** BEGIN Given entries **

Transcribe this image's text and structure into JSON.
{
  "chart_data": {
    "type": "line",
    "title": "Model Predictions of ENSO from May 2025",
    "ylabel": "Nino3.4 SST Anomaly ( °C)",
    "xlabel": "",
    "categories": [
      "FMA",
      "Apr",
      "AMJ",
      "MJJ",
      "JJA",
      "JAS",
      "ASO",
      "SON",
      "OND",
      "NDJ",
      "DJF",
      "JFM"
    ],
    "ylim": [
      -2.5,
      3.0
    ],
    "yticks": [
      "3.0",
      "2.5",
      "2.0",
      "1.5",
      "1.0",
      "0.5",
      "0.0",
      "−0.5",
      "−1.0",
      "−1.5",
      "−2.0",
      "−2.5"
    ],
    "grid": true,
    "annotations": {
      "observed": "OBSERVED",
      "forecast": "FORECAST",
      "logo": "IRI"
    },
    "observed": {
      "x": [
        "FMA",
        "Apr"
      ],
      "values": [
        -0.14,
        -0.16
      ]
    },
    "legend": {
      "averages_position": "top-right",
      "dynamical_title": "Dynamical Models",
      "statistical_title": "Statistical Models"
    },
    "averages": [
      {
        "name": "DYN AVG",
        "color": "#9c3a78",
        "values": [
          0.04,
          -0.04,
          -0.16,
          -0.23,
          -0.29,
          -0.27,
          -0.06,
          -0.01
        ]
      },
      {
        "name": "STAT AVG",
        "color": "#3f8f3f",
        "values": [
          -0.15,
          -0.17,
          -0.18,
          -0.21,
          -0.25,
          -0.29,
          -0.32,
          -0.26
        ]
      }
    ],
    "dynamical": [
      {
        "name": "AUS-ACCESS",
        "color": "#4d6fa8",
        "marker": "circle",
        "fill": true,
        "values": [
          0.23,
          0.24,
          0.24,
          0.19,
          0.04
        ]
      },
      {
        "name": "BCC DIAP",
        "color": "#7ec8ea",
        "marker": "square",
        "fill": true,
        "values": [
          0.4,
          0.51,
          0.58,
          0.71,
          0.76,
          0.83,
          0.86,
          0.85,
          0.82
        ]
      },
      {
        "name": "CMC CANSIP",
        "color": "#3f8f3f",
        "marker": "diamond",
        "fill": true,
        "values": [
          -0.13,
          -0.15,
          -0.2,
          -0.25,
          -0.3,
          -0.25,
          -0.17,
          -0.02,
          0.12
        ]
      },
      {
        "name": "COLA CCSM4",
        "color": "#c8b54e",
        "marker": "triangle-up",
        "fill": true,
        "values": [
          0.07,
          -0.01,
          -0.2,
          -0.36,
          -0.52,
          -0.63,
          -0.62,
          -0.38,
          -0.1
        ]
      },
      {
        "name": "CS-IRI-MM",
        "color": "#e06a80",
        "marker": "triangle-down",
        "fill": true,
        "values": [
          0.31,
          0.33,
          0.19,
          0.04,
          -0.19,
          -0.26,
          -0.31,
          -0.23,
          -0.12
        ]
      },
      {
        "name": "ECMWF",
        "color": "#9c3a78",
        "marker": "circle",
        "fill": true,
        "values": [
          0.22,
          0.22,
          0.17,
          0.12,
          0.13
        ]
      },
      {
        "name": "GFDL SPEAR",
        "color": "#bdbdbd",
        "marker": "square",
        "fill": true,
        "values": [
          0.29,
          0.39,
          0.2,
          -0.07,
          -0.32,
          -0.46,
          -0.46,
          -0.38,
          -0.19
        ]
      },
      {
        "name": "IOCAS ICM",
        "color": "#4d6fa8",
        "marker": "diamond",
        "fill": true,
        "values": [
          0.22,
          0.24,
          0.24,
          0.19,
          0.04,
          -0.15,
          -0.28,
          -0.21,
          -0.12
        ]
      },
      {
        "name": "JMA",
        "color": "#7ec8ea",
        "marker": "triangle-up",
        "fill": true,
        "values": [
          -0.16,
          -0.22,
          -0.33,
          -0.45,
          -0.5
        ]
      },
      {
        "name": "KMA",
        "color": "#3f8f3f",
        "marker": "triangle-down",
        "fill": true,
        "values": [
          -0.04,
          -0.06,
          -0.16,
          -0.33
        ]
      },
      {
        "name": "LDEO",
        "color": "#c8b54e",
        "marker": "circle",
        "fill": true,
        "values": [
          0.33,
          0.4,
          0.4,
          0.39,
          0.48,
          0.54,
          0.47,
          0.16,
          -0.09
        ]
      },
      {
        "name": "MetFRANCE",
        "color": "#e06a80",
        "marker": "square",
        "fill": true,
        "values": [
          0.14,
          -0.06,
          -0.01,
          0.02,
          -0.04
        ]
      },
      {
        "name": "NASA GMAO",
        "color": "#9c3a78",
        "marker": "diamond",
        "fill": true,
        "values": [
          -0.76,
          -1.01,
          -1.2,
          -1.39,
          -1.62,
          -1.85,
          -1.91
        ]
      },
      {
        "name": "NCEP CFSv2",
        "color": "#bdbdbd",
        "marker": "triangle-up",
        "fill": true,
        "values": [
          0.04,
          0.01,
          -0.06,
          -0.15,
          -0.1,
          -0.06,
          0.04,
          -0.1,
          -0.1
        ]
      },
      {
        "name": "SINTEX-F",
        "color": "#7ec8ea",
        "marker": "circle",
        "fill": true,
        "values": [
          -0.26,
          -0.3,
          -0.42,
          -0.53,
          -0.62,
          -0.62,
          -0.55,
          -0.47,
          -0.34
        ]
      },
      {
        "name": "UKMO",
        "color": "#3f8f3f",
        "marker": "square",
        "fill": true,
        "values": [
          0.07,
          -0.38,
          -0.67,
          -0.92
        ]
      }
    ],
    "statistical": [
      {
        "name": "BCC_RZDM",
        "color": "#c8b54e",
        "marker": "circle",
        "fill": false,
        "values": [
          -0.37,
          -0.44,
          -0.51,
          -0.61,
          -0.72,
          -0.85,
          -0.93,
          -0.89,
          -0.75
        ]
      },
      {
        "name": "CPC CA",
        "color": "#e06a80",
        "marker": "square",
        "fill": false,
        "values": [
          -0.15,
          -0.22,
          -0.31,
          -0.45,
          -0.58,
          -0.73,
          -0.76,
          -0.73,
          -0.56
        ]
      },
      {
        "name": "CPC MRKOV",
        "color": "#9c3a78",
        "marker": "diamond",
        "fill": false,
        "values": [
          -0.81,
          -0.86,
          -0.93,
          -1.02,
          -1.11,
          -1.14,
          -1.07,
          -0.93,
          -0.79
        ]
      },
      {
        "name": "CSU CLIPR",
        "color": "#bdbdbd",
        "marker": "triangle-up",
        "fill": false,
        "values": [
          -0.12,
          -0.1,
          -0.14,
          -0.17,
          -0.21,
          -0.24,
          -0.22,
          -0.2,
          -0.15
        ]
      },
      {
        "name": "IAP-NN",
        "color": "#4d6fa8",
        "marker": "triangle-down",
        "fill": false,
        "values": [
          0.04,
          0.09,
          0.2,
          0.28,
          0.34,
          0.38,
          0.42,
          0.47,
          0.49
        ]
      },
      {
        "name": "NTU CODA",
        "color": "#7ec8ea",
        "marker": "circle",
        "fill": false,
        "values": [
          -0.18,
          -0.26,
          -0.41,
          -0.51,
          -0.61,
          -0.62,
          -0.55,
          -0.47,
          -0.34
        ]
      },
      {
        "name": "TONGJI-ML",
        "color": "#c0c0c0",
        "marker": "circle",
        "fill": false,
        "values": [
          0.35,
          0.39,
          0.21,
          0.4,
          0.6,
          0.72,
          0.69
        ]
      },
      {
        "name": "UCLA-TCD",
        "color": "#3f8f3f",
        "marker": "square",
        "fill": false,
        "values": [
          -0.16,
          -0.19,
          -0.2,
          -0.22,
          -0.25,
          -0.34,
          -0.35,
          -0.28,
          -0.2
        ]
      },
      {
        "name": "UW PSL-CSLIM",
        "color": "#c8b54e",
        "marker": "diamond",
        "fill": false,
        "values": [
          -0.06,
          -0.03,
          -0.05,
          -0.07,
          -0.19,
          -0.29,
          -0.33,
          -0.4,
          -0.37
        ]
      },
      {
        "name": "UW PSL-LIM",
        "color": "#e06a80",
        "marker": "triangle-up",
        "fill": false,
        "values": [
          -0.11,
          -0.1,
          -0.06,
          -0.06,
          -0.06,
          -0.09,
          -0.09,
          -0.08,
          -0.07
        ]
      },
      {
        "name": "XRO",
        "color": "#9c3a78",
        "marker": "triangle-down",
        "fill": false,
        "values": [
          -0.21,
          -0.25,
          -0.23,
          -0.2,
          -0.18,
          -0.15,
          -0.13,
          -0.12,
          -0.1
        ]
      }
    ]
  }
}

** END Given entries **

#### [The exercise]
Every line in the data that holds "Models" should be copied out.

#### [Solved exercise]
      "dynamical_title": "Dynamical Models",
      "statistical_title": "Statistical Models"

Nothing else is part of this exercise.